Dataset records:
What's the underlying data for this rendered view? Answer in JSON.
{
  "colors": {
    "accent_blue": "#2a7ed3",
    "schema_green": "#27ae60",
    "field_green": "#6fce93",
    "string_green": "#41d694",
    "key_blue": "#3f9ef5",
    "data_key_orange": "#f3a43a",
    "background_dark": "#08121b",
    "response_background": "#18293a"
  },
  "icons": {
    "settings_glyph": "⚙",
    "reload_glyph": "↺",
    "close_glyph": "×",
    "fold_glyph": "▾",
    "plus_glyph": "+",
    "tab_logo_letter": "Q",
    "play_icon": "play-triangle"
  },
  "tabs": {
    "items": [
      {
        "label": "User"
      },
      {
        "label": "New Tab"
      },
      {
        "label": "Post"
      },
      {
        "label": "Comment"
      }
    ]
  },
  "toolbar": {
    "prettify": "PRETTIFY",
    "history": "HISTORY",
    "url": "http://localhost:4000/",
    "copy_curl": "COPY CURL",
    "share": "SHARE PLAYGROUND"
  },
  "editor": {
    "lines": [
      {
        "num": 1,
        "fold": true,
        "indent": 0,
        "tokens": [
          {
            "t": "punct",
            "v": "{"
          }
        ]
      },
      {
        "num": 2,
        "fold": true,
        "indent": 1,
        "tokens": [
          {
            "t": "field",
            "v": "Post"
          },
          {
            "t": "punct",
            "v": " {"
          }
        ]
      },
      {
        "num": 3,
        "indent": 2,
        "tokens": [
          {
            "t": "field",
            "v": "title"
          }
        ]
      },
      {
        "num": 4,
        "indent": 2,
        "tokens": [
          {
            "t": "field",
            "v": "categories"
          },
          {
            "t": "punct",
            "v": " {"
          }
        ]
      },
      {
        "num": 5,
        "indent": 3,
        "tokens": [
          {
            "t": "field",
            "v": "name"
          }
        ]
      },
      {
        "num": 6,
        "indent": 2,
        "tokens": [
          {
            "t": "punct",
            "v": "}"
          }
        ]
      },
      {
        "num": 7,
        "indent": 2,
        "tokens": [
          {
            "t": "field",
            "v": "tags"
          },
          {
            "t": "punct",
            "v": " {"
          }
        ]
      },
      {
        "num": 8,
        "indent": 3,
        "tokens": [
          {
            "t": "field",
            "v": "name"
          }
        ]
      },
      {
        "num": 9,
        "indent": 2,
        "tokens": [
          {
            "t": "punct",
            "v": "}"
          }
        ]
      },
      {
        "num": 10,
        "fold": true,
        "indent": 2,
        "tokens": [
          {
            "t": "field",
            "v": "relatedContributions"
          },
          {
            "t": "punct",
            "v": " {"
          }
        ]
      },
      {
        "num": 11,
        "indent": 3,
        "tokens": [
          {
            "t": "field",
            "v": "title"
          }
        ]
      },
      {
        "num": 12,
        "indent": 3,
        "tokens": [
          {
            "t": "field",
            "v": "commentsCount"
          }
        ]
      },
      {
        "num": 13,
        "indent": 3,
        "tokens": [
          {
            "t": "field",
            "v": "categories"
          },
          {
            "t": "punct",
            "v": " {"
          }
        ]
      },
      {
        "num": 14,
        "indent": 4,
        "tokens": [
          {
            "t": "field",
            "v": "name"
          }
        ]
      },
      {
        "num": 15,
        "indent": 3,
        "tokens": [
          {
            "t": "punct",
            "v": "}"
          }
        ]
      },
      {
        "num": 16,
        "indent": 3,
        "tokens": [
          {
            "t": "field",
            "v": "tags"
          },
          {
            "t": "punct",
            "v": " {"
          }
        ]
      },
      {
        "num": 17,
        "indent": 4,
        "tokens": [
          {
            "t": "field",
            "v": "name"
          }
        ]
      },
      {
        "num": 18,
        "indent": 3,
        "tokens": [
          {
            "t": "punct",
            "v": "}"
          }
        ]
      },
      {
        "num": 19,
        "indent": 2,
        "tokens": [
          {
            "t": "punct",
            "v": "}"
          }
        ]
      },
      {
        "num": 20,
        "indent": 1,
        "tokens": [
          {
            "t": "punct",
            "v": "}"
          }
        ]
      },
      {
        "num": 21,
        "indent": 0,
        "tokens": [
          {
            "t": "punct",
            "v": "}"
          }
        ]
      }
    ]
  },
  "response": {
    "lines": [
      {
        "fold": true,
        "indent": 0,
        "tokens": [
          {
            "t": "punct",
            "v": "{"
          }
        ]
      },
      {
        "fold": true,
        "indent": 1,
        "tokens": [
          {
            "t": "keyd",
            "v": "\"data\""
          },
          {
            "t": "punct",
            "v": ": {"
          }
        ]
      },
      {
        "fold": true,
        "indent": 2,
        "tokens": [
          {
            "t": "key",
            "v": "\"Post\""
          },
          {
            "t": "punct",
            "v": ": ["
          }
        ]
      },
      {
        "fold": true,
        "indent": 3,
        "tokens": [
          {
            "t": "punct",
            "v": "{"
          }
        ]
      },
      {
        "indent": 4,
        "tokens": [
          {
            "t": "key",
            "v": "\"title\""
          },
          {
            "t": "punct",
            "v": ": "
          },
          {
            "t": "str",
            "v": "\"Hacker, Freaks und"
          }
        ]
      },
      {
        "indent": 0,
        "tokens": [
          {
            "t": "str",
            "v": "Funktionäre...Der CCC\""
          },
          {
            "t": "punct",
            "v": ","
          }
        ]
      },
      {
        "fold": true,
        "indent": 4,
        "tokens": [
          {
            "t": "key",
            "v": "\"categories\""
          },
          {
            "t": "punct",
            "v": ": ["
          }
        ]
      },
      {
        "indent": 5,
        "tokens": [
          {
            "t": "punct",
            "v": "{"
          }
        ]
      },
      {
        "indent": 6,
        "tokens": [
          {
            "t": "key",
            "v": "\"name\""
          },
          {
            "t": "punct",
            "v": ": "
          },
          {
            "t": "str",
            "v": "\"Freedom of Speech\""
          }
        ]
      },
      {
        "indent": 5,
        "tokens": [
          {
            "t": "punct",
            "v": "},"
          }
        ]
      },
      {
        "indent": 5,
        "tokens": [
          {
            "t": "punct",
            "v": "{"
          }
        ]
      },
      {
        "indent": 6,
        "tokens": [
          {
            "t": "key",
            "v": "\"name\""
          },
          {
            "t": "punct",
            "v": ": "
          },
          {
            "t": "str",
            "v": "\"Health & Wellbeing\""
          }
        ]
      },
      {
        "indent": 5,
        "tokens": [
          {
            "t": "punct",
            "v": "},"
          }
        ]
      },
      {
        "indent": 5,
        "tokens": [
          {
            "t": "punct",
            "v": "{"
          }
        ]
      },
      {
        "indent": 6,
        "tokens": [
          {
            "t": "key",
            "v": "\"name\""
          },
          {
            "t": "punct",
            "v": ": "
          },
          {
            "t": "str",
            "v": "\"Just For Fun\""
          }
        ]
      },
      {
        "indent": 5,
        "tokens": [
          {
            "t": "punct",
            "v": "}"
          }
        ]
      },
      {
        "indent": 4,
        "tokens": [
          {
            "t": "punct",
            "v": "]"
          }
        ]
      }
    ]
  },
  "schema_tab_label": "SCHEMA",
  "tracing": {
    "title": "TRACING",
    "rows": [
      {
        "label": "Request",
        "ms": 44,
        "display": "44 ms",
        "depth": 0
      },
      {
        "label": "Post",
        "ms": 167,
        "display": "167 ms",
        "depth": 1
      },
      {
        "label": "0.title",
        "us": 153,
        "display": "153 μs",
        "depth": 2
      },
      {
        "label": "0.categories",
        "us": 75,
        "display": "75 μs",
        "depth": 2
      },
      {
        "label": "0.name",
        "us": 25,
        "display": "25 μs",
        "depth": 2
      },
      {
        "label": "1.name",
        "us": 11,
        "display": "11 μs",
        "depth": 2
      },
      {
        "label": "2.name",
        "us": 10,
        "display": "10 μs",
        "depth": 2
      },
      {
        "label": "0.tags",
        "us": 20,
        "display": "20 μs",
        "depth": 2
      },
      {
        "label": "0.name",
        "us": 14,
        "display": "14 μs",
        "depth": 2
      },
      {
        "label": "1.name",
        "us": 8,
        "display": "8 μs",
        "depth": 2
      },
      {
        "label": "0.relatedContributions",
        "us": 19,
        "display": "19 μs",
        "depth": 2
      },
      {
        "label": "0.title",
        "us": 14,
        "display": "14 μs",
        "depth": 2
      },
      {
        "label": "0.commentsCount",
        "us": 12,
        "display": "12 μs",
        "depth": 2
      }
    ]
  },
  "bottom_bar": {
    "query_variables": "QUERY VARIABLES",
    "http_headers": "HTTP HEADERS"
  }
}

**DIRECTIONS FOR THIS TASK:** Tally up the lines holding the word "commentsCount" in the data above, and answer with that figure only.

**SOLUTION TO THIS EXERCISE:** 2